* Begin EXTRACTED RECORDS *

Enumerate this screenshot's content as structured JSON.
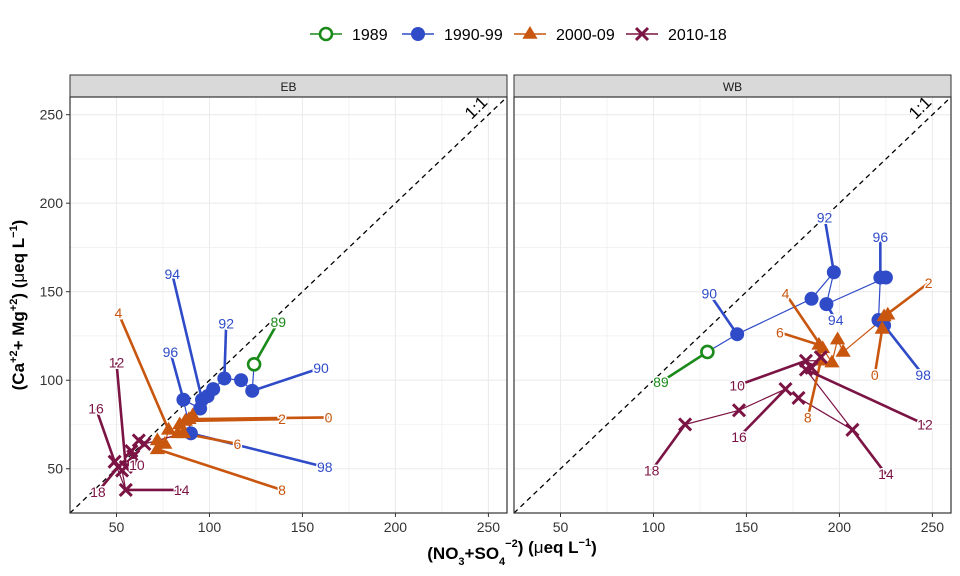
{
  "chart_data": {
    "type": "scatter",
    "xlabel_parts": {
      "a": "(NO",
      "a_sub": "3",
      "b": "+SO",
      "b_sub": "4",
      "b_sup": "−2",
      "c": ") (",
      "mu": "μ",
      "d": "eq L",
      "d_sup": "−1",
      "e": ")"
    },
    "ylabel_parts": {
      "a": "(Ca",
      "a_sup": "+2",
      "b": "+ Mg",
      "b_sup": "+2",
      "c": ") (",
      "mu": "μ",
      "d": "eq L",
      "d_sup": "−1",
      "e": ")"
    },
    "xlim": [
      25,
      260
    ],
    "ylim": [
      25,
      260
    ],
    "xticks": [
      50,
      100,
      150,
      200,
      250
    ],
    "yticks": [
      50,
      100,
      150,
      200,
      250
    ],
    "grid": true,
    "legend_position": "top",
    "ref_line_label": "1:1",
    "series": [
      {
        "name": "1989",
        "color": "#1a8a1a",
        "marker": "open-circle"
      },
      {
        "name": "1990-99",
        "color": "#2f4bc7",
        "marker": "filled-circle"
      },
      {
        "name": "2000-09",
        "color": "#c8560f",
        "marker": "triangle"
      },
      {
        "name": "2010-18",
        "color": "#7b1444",
        "marker": "cross"
      }
    ],
    "panels": [
      {
        "title": "EB",
        "points": [
          {
            "s": 0,
            "x": 124,
            "y": 109,
            "label": "89",
            "lx": 137,
            "ly": 133
          },
          {
            "s": 1,
            "x": 123,
            "y": 94,
            "label": "90",
            "lx": 160,
            "ly": 107
          },
          {
            "s": 1,
            "x": 108,
            "y": 101,
            "label": "92",
            "lx": 109,
            "ly": 132
          },
          {
            "s": 1,
            "x": 96,
            "y": 89,
            "label": "94",
            "lx": 80,
            "ly": 160
          },
          {
            "s": 1,
            "x": 86,
            "y": 89,
            "label": "96",
            "lx": 79,
            "ly": 116
          },
          {
            "s": 1,
            "x": 90,
            "y": 70,
            "label": "98",
            "lx": 162,
            "ly": 51
          },
          {
            "s": 1,
            "x": 95,
            "y": 84
          },
          {
            "s": 1,
            "x": 102,
            "y": 95
          },
          {
            "s": 1,
            "x": 117,
            "y": 100
          },
          {
            "s": 1,
            "x": 99,
            "y": 91
          },
          {
            "s": 2,
            "x": 89,
            "y": 78,
            "label": "0",
            "lx": 164,
            "ly": 79
          },
          {
            "s": 2,
            "x": 87,
            "y": 77,
            "label": "2",
            "lx": 139,
            "ly": 78
          },
          {
            "s": 2,
            "x": 78,
            "y": 72,
            "label": "4",
            "lx": 51,
            "ly": 138
          },
          {
            "s": 2,
            "x": 86,
            "y": 70,
            "label": "6",
            "lx": 115,
            "ly": 64
          },
          {
            "s": 2,
            "x": 72,
            "y": 61,
            "label": "8",
            "lx": 139,
            "ly": 38
          },
          {
            "s": 2,
            "x": 76,
            "y": 64
          },
          {
            "s": 2,
            "x": 83,
            "y": 70
          },
          {
            "s": 2,
            "x": 91,
            "y": 80
          },
          {
            "s": 2,
            "x": 72,
            "y": 66
          },
          {
            "s": 2,
            "x": 84,
            "y": 75
          },
          {
            "s": 3,
            "x": 59,
            "y": 57,
            "label": "10",
            "lx": 61,
            "ly": 52
          },
          {
            "s": 3,
            "x": 55,
            "y": 51,
            "label": "12",
            "lx": 50,
            "ly": 110
          },
          {
            "s": 3,
            "x": 55,
            "y": 38,
            "label": "14",
            "lx": 85,
            "ly": 38
          },
          {
            "s": 3,
            "x": 49,
            "y": 54,
            "label": "16",
            "lx": 39,
            "ly": 84
          },
          {
            "s": 3,
            "x": 51,
            "y": 51,
            "label": "18",
            "lx": 40,
            "ly": 37
          },
          {
            "s": 3,
            "x": 62,
            "y": 66
          },
          {
            "s": 3,
            "x": 58,
            "y": 60
          },
          {
            "s": 3,
            "x": 65,
            "y": 64
          },
          {
            "s": 3,
            "x": 53,
            "y": 49
          }
        ],
        "path": [
          [
            124,
            109
          ],
          [
            123,
            94
          ],
          [
            117,
            100
          ],
          [
            108,
            101
          ],
          [
            102,
            95
          ],
          [
            99,
            91
          ],
          [
            96,
            89
          ],
          [
            95,
            84
          ],
          [
            86,
            89
          ],
          [
            90,
            70
          ],
          [
            89,
            78
          ],
          [
            87,
            77
          ],
          [
            91,
            80
          ],
          [
            84,
            75
          ],
          [
            83,
            70
          ],
          [
            78,
            72
          ],
          [
            76,
            64
          ],
          [
            72,
            61
          ],
          [
            72,
            66
          ],
          [
            86,
            70
          ],
          [
            65,
            64
          ],
          [
            62,
            66
          ],
          [
            58,
            60
          ],
          [
            59,
            57
          ],
          [
            55,
            51
          ],
          [
            53,
            49
          ],
          [
            55,
            38
          ],
          [
            49,
            54
          ],
          [
            51,
            51
          ]
        ]
      },
      {
        "title": "WB",
        "points": [
          {
            "s": 0,
            "x": 129,
            "y": 116,
            "label": "89",
            "lx": 104,
            "ly": 99
          },
          {
            "s": 1,
            "x": 145,
            "y": 126,
            "label": "90",
            "lx": 130,
            "ly": 149
          },
          {
            "s": 1,
            "x": 197,
            "y": 161,
            "label": "92",
            "lx": 192,
            "ly": 192
          },
          {
            "s": 1,
            "x": 193,
            "y": 143,
            "label": "94",
            "lx": 198,
            "ly": 134
          },
          {
            "s": 1,
            "x": 222,
            "y": 158,
            "label": "96",
            "lx": 222,
            "ly": 181
          },
          {
            "s": 1,
            "x": 224,
            "y": 131,
            "label": "98",
            "lx": 245,
            "ly": 103
          },
          {
            "s": 1,
            "x": 185,
            "y": 146
          },
          {
            "s": 1,
            "x": 225,
            "y": 158
          },
          {
            "s": 1,
            "x": 221,
            "y": 134
          },
          {
            "s": 2,
            "x": 223,
            "y": 129,
            "label": "0",
            "lx": 219,
            "ly": 103
          },
          {
            "s": 2,
            "x": 224,
            "y": 136,
            "label": "2",
            "lx": 248,
            "ly": 155
          },
          {
            "s": 2,
            "x": 191,
            "y": 118,
            "label": "4",
            "lx": 171,
            "ly": 149
          },
          {
            "s": 2,
            "x": 189,
            "y": 120,
            "label": "6",
            "lx": 168,
            "ly": 127
          },
          {
            "s": 2,
            "x": 190,
            "y": 111,
            "label": "8",
            "lx": 183,
            "ly": 79
          },
          {
            "s": 2,
            "x": 196,
            "y": 110
          },
          {
            "s": 2,
            "x": 199,
            "y": 123
          },
          {
            "s": 2,
            "x": 202,
            "y": 116
          },
          {
            "s": 2,
            "x": 226,
            "y": 137
          },
          {
            "s": 3,
            "x": 182,
            "y": 111,
            "label": "10",
            "lx": 145,
            "ly": 97
          },
          {
            "s": 3,
            "x": 182,
            "y": 106,
            "label": "12",
            "lx": 246,
            "ly": 75
          },
          {
            "s": 3,
            "x": 207,
            "y": 72,
            "label": "14",
            "lx": 225,
            "ly": 47
          },
          {
            "s": 3,
            "x": 171,
            "y": 95,
            "label": "16",
            "lx": 146,
            "ly": 68
          },
          {
            "s": 3,
            "x": 117,
            "y": 75,
            "label": "18",
            "lx": 99,
            "ly": 49
          },
          {
            "s": 3,
            "x": 146,
            "y": 83
          },
          {
            "s": 3,
            "x": 178,
            "y": 90
          },
          {
            "s": 3,
            "x": 190,
            "y": 113
          },
          {
            "s": 3,
            "x": 185,
            "y": 107
          }
        ],
        "path": [
          [
            129,
            116
          ],
          [
            145,
            126
          ],
          [
            185,
            146
          ],
          [
            197,
            161
          ],
          [
            193,
            143
          ],
          [
            225,
            158
          ],
          [
            222,
            158
          ],
          [
            221,
            134
          ],
          [
            224,
            131
          ],
          [
            223,
            129
          ],
          [
            226,
            137
          ],
          [
            202,
            116
          ],
          [
            199,
            123
          ],
          [
            196,
            110
          ],
          [
            191,
            118
          ],
          [
            189,
            120
          ],
          [
            190,
            111
          ],
          [
            182,
            111
          ],
          [
            185,
            107
          ],
          [
            190,
            113
          ],
          [
            182,
            106
          ],
          [
            207,
            72
          ],
          [
            178,
            90
          ],
          [
            171,
            95
          ],
          [
            146,
            83
          ],
          [
            117,
            75
          ]
        ]
      }
    ]
  }
}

* End EXTRACTED RECORDS *

#### EXERCISE
Copy all lines above containing the string "marker".

#### WRITTEN RESPONSE
        "marker": "open-circle"
        "marker": "filled-circle"
        "marker": "triangle"
        "marker": "cross"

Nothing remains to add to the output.